─── Belge Alıntısı

Nurdan Katre

NuruAhsen

Sonsuz Temâþâ
İKİNCİ BURHAN
Gel, bütün bu ovaları, bu meydanları, bu menzilleri süslendiren şeyler üstünde dikkat et. Herbirisinde o gizli zattan haber veren işler var. Adeta herbiri birer turra, birer sikke gibi, o gaybî zattan haber veriyorlar. İşte, gözünün önünde, bak, bir dirhem pamuktanHAŞİYE 1 neler yapıyor:
Bak, kaç top çuha ve patiska ve çiçekli kumaş çıktı. Bak, ondan ne kadar şekerlemeler, yuvarlak tatlı köfteler yapılıyor ki, bizim gibi binler adam giyse ve yese kâfi gelir.
Hem de bak, bu demiri, toprağı, suyu, kömürü, bakırı, gümüşü, altını gaybî avucuna aldı, bir et parçasıHAŞİYE 2 yaptı. Bak, gör!
İşte, ey akılsız adam, bu işler öyle bir zâta mahsustur ki, bütün bu memleket, bütün eczasıyla onun mucize-i kuvveti altında duruyor, her arzusuna râm oluyor.

HAŞİYE 1 Tohuma işarettir. Meselâ, zerre gibi bir afyon büzürü, bir dirhem gibi bir zerdali nüvatı, bir kavun çekirdeği, nasıl çuhadan daha güzel dokunmuş yapraklar, patiskadan daha beyaz ve sarı çiçekler, şekerlemeden daha tatlı ve köftelerden ve konserve kutularından daha lâtif, daha leziz, daha şirin meyveleri hazine-i rahmetten getiriyorlar, bize takdim ediyorlar.
HAŞİYE 2 Unsurlardan cism-i hayvanîyi halk ve nutfeden zîhayatı icad etmeye işarettir.

──────
─── Gösterilen Veriler

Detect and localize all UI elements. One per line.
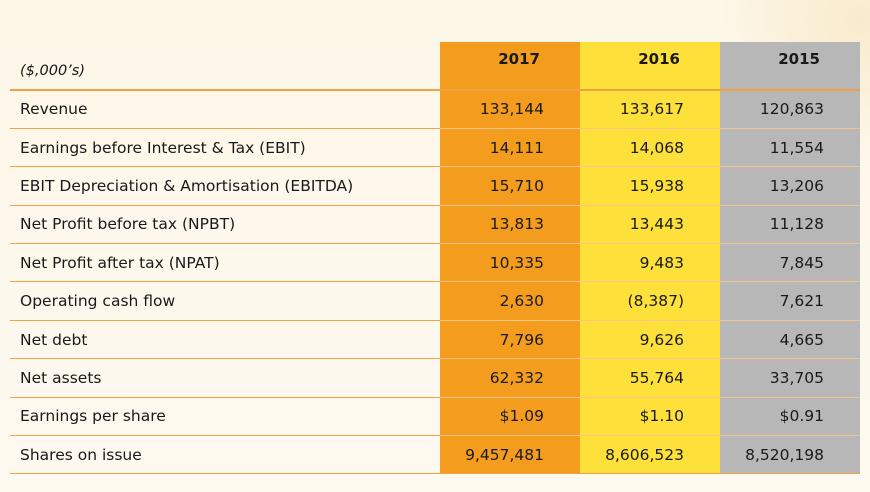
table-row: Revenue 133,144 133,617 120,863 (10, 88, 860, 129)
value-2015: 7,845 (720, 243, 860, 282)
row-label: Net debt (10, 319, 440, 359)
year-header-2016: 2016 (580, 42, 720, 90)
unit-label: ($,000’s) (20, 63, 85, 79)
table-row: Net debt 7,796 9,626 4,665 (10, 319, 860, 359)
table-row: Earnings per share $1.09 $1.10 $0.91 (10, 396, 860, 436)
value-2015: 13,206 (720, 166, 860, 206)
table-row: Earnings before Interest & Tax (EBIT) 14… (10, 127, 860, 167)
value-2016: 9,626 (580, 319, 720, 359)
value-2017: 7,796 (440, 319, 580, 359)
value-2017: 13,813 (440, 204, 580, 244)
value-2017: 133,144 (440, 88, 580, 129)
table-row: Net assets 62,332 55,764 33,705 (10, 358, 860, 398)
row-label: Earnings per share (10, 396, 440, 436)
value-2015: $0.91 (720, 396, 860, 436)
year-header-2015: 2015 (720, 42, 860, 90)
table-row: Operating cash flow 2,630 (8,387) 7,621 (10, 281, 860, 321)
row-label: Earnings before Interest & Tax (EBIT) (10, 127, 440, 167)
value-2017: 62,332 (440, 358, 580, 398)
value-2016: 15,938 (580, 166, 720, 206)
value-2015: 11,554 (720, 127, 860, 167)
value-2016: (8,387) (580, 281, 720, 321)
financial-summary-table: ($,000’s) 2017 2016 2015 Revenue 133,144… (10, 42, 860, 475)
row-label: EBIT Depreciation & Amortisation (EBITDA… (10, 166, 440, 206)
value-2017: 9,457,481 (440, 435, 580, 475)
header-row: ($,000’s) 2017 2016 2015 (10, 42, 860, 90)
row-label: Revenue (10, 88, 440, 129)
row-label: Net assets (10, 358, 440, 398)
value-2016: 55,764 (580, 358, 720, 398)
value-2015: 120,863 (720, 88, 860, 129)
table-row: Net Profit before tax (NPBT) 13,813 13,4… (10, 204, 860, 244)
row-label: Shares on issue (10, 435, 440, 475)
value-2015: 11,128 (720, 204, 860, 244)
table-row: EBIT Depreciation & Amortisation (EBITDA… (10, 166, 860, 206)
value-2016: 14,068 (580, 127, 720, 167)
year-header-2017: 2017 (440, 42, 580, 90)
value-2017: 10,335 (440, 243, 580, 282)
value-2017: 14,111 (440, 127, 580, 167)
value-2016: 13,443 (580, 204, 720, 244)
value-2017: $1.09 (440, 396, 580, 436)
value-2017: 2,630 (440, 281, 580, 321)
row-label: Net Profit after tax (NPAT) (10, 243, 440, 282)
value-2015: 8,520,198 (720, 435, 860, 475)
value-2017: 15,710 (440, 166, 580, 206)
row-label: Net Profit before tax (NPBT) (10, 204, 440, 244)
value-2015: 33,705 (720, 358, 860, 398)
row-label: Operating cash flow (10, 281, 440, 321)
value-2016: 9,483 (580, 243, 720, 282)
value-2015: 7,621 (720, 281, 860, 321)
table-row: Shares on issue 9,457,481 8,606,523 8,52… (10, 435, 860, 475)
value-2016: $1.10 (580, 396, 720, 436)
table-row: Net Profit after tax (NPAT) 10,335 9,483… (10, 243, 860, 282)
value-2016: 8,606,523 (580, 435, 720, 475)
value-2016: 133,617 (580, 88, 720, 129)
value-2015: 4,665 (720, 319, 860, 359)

──────

Görev 1 →
Belge alıntısındaki ilk haşiyeye göre bir dirhem pamuk neye işarettir?
Görev 2 →
Belge alıntısının devamını, son cümleden sonra gelecek biçimde yazın.
Bu çalışma için kayıtlara başvurmanız gerekmez.

Alıştırma Sonucu 1 →
Tohuma işarettir.

Alıştırma Sonucu 2 →
menzil konaklanan yer
turra mühür, damga
sikke mühür, damga
gaybî görünmez
ecza parçalar
râm olmak boyun eğmek
büzür tohumlar
nüvat çekirdekler
hazine-i rahmet Allah’ın rahmet hazinesi
unsur element
cism-i hayvanî hayvan bedeni
halk etmek yaratmak
nutfe döl suyu; döllenmiş yumurta hücresi
zîhayat canlı
icad etmek vücut vermek, var etmek

Birinci Burhan görünmeyen bir failin varlığı üzerinde dururken, İkinci Burhan o gizli zâtın birliğine ve bütün âlem üzerindeki egemenliğine dikkat çekiyor. Bizi bu sonuca götüren şey ise, “bir şeyden her şeyi, her şeyden bir şeyi yapmak” şeklindeki bir fiildir. Kulağımıza bir masal gibi çalınsa da, böyle birşey, gerçekte, bizim dünyamızın akıllara durgunluk veren işlerinden biridir.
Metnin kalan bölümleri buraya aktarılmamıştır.